Task to carry out
Identify the lines that contain the word "this" and copy each one.

Available records
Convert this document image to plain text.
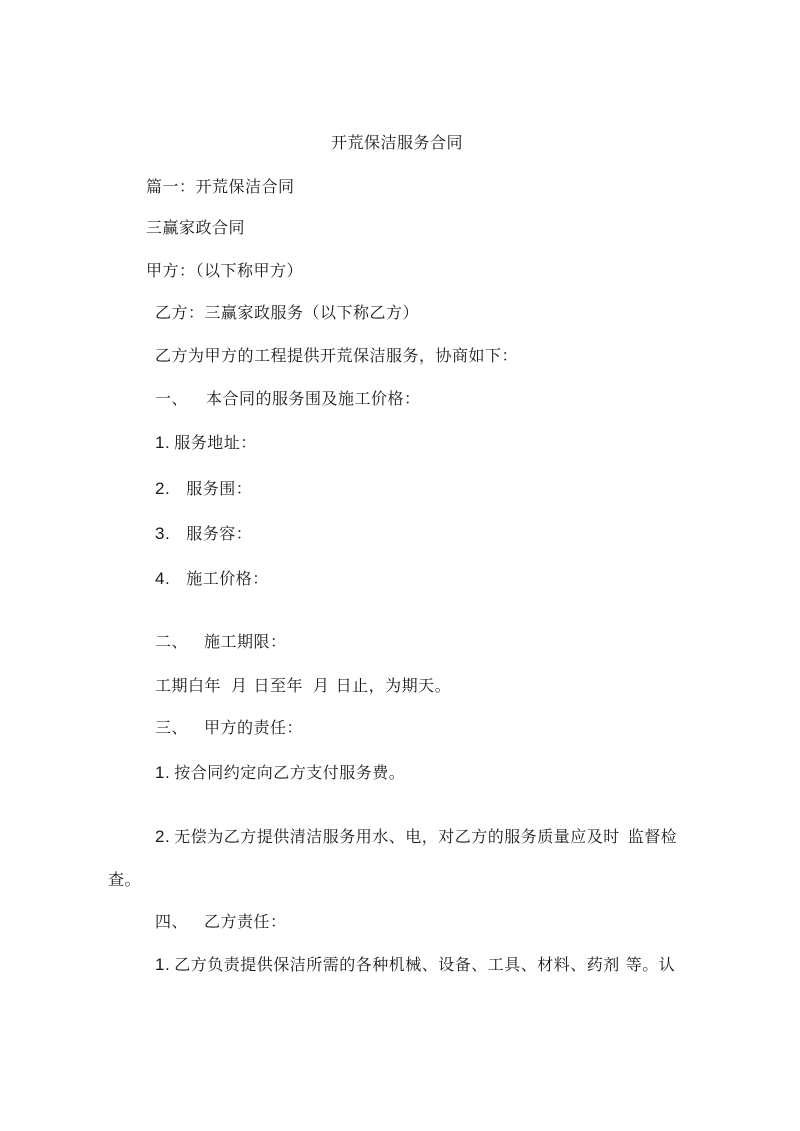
开荒保洁服务合同
篇一：开荒保洁合同
三赢家政合同
甲方：（以下称甲方）
乙方：三赢家政服务（以下称乙方）
乙方为甲方的工程提供开荒保洁服务，协商如下：
一、 本合同的服务围及施工价格：
1. 服务地址：
2. 服务围：
3. 服务容：
4. 施工价格：
二、 施工期限：
工期白年 月 日至年 月 日止，为期天。
三、 甲方的责任：
1. 按合同约定向乙方支付服务费。
2. 无偿为乙方提供清洁服务用水、电，对乙方的服务质量应及时 监督检
查。
四、 乙方责任：
1. 乙方负责提供保洁所需的各种机械、设备、工具、材料、药剂 等。认
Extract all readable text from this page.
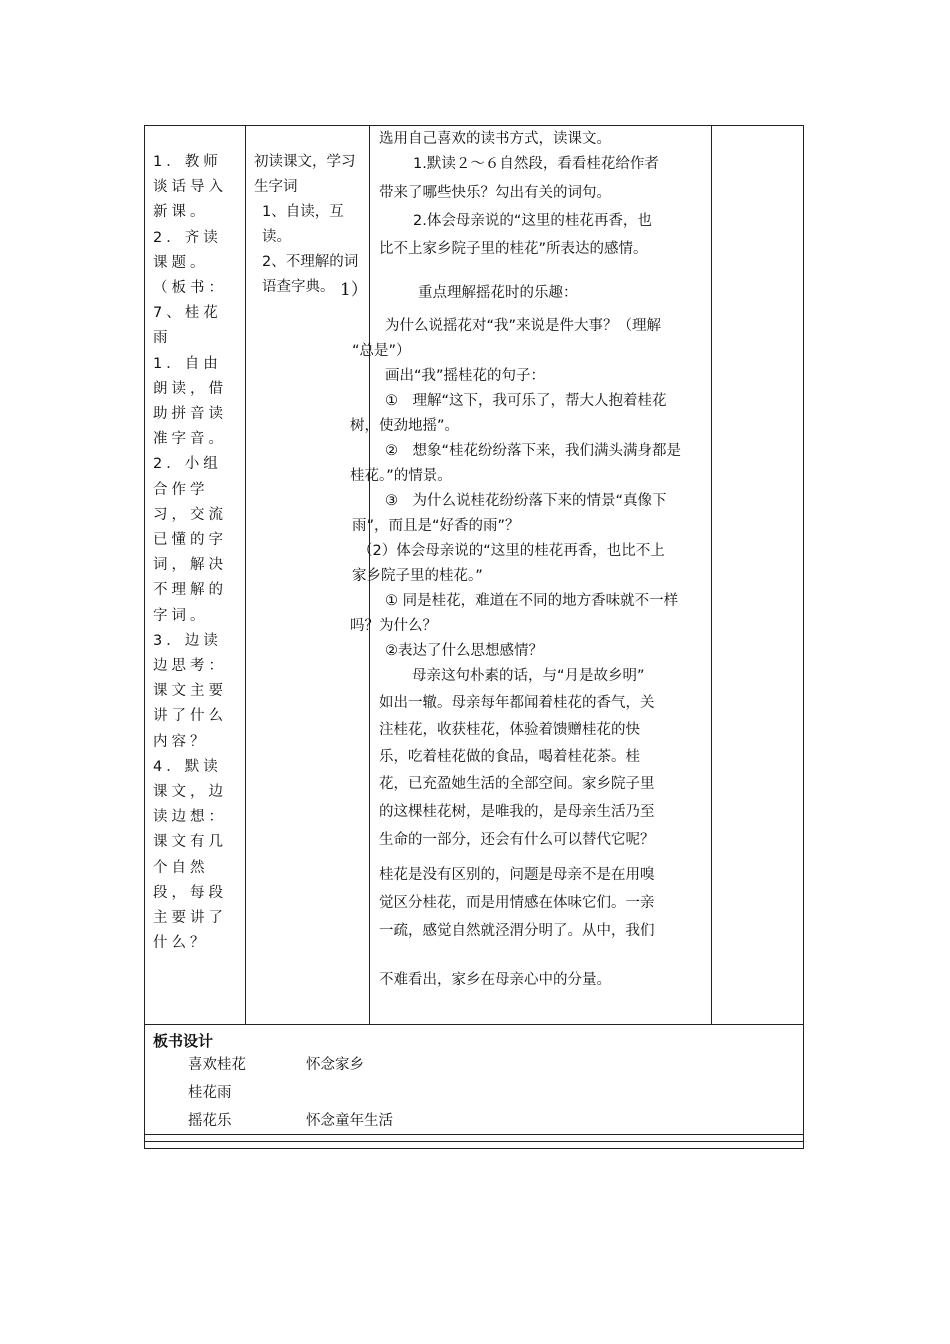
1．教师谈话导入新课。
2．齐读课题。（板书：
7、桂花雨
1．自由朗读，借助拼音读准字音。
2．小组合作学习，交流已懂的字词，解决不理解的字词。
3．边读边思考：课文主要讲了什么内容？
4．默读课文，边读边想：课文有几个自然段，每段主要讲了什么？
初读课文，学习生字词
1、自读，互读。
2、不理解的词语查字典。 1）
选用自己喜欢的读书方式，读课文。
1.默读２～６自然段，看看桂花给作者
带来了哪些快乐？勾出有关的词句。
2.体会母亲说的“这里的桂花再香，也
比不上家乡院子里的桂花”所表达的感情。
重点理解摇花时的乐趣：
为什么说摇花对“我”来说是件大事？（理解
“总是”）
画出“我”摇桂花的句子：
①　理解“这下，我可乐了，帮大人抱着桂花
树，使劲地摇”。
②　想象“桂花纷纷落下来，我们满头满身都是
桂花。”的情景。
③　为什么说桂花纷纷落下来的情景“真像下
雨”，而且是“好香的雨”？
（2）体会母亲说的“这里的桂花再香，也比不上
家乡院子里的桂花。”
① 同是桂花，难道在不同的地方香味就不一样
吗？为什么？
②表达了什么思想感情？
母亲这句朴素的话，与“月是故乡明”
如出一辙。母亲每年都闻着桂花的香气，关
注桂花，收获桂花，体验着馈赠桂花的快
乐，吃着桂花做的食品，喝着桂花茶。桂
花，已充盈她生活的全部空间。家乡院子里
的这棵桂花树，是唯我的，是母亲生活乃至
生命的一部分，还会有什么可以替代它呢？
桂花是没有区别的，问题是母亲不是在用嗅
觉区分桂花，而是用情感在体味它们。一亲
一疏，感觉自然就泾渭分明了。从中，我们
不难看出，家乡在母亲心中的分量。
板书设计
喜欢桂花	怀念家乡
桂花雨
摇花乐	怀念童年生活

Written answer
Convert this document image to plain text.
Extract all readable text from this page.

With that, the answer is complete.